Given instruction -> Pull every line containing "лась" out of the material below.
# START OF Data to use
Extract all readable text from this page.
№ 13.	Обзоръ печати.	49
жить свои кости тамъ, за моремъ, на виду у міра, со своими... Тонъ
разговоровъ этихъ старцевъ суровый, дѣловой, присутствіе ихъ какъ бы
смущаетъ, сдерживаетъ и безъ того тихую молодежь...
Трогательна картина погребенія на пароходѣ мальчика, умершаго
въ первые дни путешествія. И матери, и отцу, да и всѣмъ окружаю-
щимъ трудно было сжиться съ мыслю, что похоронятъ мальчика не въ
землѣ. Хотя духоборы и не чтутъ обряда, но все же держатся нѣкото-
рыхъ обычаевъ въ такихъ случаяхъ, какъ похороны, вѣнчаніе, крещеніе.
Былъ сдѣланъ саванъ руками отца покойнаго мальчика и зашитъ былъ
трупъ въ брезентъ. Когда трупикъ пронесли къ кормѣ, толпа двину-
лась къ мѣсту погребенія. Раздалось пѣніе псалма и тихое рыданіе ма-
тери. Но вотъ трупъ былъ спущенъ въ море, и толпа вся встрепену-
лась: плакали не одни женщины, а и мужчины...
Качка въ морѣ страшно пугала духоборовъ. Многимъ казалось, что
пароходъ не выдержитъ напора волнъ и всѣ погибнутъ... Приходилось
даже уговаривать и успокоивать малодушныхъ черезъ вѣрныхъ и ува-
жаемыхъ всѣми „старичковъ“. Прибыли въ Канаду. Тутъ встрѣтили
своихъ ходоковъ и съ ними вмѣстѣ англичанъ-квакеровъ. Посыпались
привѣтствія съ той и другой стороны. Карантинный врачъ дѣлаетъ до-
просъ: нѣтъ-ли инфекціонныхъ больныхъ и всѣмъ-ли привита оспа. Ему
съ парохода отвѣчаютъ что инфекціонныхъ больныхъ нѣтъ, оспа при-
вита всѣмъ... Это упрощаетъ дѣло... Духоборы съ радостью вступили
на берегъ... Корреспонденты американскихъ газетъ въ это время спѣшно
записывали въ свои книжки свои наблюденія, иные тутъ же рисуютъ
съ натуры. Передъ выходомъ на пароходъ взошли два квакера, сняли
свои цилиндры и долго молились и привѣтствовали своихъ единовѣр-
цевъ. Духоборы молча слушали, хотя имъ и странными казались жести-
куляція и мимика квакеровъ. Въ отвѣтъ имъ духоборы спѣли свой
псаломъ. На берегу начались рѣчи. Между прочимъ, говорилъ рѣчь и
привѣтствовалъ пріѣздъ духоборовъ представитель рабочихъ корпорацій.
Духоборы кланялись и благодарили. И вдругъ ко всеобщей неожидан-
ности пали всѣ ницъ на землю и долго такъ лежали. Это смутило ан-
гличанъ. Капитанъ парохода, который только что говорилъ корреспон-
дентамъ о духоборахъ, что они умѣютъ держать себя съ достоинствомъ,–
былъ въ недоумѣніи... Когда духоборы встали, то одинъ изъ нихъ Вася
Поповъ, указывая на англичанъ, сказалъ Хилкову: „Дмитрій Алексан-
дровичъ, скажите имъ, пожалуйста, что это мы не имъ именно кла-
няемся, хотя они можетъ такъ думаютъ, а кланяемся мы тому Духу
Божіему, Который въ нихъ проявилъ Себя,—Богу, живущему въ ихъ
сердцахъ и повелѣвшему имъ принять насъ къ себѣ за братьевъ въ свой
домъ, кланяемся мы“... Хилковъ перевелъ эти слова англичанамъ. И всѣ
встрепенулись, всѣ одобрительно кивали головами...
# END OF Data to use
Answer to the task ->
лась къ мѣсту погребенія. Раздалось пѣніе псалма и тихое рыданіе ма-
лась: плакали не одни женщины, а и мужчины...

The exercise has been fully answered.